● **WHAT TO WORK ON**
Locate each line below that includes "name" and reproduce it.

● **AVAILABLE RECORDS**

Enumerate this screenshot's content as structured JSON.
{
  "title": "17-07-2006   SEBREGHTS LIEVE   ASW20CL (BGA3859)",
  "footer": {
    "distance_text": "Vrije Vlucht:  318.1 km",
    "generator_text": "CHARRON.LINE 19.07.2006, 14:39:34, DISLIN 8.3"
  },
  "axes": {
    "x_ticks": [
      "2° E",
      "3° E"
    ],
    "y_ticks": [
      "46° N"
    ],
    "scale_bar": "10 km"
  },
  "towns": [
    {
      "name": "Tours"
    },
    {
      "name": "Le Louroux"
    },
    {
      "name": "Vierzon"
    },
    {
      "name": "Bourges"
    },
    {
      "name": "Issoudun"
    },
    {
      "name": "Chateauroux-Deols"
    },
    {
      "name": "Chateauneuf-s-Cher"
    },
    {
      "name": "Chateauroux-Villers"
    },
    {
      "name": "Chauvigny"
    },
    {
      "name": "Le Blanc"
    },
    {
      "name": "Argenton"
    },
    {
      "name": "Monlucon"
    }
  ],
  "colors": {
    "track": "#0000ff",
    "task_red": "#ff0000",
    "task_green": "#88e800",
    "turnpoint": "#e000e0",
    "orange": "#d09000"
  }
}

● **THE OUTPUT**
      "name": "Tours"
      "name": "Le Louroux"
      "name": "Vierzon"
      "name": "Bourges"
      "name": "Issoudun"
      "name": "Chateauroux-Deols"
      "name": "Chateauneuf-s-Cher"
      "name": "Chateauroux-Villers"
      "name": "Chauvigny"
      "name": "Le Blanc"
      "name": "Argenton"
      "name": "Monlucon"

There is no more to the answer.